## start Records for the task
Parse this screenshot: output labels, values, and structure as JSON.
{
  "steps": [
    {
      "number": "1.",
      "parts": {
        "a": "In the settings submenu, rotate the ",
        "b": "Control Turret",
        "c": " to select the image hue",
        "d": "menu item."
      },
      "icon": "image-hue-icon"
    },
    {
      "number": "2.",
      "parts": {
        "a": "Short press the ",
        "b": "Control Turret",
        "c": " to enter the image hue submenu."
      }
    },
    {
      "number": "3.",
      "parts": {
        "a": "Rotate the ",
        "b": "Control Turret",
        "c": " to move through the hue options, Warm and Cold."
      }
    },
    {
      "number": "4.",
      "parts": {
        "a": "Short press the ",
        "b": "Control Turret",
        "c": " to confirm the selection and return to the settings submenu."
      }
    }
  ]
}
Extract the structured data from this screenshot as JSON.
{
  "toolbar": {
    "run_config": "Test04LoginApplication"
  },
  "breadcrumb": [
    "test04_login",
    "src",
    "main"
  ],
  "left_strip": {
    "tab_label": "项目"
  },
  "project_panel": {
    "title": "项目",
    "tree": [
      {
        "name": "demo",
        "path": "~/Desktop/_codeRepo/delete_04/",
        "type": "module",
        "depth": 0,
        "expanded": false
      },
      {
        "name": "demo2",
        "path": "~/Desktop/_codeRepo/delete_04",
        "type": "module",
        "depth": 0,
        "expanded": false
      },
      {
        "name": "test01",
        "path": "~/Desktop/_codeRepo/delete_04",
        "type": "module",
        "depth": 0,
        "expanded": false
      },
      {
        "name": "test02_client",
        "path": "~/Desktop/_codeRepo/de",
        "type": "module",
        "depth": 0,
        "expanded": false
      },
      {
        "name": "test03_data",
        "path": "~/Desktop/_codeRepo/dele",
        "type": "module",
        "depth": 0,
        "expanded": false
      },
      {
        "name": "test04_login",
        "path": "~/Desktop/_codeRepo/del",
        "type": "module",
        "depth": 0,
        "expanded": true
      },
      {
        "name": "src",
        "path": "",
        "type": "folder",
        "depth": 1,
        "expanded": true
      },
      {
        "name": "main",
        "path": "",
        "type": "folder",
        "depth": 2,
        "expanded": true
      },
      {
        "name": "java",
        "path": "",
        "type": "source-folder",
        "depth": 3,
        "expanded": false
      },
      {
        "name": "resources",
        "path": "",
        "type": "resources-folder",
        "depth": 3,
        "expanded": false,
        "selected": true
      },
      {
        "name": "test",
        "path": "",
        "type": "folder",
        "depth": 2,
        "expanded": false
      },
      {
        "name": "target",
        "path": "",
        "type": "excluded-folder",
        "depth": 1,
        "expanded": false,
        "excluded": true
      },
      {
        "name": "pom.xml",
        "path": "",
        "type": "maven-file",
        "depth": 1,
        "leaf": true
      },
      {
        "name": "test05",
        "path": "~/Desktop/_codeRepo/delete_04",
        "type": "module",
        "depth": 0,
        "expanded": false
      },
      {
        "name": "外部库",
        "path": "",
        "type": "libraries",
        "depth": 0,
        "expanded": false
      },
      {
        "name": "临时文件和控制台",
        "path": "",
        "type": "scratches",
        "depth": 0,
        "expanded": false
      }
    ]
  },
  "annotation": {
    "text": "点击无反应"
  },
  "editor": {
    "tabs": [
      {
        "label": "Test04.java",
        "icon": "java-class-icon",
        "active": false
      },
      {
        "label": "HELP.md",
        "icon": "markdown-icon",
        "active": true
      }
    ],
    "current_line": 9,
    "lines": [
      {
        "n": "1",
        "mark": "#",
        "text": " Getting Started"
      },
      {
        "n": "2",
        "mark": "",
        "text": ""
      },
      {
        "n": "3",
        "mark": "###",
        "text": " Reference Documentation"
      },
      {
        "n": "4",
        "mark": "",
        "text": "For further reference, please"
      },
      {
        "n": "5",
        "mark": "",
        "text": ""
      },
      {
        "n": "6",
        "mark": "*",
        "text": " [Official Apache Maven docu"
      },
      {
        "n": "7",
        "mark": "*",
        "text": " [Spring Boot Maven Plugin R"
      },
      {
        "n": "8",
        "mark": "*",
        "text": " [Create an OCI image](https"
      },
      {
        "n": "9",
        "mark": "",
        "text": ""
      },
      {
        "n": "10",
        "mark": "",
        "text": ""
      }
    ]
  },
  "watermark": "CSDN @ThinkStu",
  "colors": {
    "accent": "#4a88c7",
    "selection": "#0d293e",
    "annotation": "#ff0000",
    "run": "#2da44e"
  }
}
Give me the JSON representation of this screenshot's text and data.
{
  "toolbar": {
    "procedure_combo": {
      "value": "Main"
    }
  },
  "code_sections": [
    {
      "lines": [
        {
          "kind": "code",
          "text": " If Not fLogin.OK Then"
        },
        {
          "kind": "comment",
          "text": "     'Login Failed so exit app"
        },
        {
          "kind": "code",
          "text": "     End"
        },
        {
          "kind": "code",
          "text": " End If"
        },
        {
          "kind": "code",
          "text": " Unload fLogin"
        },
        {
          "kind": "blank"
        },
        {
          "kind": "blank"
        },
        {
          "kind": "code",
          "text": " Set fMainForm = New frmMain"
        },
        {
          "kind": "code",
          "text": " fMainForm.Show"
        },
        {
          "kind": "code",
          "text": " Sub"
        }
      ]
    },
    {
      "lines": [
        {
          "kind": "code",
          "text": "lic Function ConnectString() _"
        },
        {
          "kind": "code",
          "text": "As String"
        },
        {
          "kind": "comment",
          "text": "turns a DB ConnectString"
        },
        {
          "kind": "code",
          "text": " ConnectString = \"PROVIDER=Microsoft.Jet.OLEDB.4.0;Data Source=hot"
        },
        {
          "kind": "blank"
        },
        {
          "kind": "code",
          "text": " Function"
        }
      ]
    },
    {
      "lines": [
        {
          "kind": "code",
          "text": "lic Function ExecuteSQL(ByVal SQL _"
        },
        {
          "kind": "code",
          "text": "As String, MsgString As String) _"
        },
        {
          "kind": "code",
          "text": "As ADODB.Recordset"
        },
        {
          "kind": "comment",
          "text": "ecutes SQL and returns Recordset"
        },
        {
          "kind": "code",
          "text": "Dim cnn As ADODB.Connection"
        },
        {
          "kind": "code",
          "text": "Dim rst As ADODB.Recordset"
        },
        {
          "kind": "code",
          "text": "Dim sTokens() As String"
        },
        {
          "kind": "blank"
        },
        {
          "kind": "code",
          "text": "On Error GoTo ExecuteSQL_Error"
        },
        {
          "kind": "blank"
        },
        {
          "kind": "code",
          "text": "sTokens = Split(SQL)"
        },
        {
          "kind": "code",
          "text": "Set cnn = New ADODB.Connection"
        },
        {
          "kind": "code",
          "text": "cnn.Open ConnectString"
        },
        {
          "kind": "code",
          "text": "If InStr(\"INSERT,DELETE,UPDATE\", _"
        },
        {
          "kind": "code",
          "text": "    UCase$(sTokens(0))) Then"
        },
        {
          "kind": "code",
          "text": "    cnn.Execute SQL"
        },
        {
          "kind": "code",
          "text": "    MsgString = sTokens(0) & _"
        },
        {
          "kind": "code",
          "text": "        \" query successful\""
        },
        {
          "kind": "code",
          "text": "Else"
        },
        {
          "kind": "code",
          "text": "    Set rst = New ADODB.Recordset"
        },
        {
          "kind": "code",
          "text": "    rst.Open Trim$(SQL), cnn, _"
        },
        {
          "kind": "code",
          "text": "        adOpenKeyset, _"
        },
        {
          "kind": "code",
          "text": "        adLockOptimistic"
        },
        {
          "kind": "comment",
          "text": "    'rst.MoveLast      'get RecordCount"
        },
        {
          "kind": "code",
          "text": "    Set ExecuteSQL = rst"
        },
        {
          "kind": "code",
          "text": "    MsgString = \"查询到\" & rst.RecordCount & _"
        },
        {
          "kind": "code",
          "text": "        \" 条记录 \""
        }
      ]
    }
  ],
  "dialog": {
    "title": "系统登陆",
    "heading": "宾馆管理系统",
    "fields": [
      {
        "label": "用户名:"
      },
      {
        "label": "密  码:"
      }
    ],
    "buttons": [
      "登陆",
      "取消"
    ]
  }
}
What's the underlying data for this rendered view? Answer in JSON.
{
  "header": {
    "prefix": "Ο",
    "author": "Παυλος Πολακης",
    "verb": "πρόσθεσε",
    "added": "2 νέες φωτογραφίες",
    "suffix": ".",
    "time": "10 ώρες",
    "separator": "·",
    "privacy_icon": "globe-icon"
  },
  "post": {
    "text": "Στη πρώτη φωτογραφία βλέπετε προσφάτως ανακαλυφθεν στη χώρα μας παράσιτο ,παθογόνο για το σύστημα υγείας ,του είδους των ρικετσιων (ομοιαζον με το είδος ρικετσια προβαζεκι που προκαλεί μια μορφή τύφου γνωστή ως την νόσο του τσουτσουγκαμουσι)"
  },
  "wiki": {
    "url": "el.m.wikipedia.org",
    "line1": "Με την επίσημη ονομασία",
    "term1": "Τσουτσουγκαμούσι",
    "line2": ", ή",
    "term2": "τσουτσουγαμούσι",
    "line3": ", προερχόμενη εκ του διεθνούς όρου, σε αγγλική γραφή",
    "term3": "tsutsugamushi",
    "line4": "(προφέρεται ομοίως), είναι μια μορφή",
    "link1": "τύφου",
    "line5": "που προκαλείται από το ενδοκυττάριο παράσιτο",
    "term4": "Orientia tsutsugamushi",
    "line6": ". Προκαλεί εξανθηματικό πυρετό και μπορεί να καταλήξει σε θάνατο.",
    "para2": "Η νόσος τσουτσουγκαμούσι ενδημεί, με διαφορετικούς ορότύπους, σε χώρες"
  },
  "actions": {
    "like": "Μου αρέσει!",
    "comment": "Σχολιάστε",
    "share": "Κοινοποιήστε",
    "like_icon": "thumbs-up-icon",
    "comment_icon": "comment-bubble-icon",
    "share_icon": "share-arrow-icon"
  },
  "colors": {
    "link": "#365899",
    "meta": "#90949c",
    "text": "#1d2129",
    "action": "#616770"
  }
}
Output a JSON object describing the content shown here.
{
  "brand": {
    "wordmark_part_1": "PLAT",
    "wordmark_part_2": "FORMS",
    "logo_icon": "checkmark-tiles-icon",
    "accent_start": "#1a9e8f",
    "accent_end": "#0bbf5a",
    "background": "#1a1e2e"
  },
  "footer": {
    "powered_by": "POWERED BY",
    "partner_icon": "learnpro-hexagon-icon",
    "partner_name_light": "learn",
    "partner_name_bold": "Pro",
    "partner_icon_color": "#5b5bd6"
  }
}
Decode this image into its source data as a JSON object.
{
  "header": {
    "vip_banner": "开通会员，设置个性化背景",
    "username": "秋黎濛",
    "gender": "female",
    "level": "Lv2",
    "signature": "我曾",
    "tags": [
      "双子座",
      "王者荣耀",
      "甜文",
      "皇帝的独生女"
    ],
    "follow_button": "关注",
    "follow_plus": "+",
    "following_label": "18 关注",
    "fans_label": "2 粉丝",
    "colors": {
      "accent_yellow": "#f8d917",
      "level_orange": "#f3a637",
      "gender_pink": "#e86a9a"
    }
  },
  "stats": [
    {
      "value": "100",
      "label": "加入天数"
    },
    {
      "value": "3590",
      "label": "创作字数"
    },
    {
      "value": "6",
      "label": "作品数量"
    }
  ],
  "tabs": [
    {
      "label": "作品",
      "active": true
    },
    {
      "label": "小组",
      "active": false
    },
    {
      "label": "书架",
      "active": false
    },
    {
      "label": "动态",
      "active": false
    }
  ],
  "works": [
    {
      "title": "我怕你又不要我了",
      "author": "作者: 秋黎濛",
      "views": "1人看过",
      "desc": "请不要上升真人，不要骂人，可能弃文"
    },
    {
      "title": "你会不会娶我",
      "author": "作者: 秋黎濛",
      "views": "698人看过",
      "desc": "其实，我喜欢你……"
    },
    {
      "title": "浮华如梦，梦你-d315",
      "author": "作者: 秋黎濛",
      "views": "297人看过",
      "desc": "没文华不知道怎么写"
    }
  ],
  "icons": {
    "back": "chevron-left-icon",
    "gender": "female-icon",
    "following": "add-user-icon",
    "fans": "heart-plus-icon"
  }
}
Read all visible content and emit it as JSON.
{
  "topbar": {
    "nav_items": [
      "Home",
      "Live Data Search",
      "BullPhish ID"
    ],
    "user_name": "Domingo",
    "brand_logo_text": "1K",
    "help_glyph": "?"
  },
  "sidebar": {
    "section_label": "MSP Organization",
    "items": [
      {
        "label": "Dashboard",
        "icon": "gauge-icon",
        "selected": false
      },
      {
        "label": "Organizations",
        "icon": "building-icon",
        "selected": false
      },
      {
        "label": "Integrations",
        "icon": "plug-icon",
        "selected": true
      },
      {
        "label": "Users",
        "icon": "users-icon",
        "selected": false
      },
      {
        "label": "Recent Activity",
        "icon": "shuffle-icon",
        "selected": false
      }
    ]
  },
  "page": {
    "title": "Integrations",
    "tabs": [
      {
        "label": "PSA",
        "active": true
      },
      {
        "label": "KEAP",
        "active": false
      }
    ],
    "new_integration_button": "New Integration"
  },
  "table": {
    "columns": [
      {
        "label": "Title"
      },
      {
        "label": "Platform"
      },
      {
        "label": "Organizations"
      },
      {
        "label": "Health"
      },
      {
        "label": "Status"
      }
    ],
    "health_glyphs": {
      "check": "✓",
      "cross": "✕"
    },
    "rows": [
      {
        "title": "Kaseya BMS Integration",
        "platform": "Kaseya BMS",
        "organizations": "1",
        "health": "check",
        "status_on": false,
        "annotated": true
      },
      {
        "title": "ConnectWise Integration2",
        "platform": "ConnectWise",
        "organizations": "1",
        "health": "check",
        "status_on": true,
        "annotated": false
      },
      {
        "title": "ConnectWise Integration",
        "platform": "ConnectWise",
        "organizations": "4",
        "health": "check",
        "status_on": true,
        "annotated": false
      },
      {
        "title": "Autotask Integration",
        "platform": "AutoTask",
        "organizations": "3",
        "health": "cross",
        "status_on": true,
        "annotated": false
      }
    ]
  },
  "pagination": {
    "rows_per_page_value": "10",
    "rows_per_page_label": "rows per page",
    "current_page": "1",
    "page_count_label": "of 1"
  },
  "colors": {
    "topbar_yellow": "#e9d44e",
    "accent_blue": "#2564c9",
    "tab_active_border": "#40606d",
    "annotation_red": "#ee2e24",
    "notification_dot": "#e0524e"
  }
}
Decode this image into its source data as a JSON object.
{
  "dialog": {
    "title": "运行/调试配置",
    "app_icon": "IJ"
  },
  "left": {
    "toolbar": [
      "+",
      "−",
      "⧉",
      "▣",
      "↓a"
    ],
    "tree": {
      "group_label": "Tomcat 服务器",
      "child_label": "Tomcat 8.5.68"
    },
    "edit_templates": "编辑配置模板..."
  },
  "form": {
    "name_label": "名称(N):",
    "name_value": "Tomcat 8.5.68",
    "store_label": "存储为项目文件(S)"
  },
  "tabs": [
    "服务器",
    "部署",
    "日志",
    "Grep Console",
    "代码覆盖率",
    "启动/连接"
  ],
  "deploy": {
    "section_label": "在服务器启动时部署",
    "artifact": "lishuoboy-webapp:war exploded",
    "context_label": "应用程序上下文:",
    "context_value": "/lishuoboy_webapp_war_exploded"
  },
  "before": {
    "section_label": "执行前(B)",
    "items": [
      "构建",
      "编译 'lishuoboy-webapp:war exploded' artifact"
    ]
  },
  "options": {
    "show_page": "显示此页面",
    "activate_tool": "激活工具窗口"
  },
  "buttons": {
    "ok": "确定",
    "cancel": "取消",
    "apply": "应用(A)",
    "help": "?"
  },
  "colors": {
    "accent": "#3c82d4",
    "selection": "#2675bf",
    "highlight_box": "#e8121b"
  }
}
## end Records for the task
> [What you are asked to do] Every line holding "Recordset" should be copied out.

> [Expected output]
          "text": "As ADODB.Recordset"
          "text": "ecutes SQL and returns Recordset"
          "text": "Dim rst As ADODB.Recordset"
          "text": "    Set rst = New ADODB.Recordset"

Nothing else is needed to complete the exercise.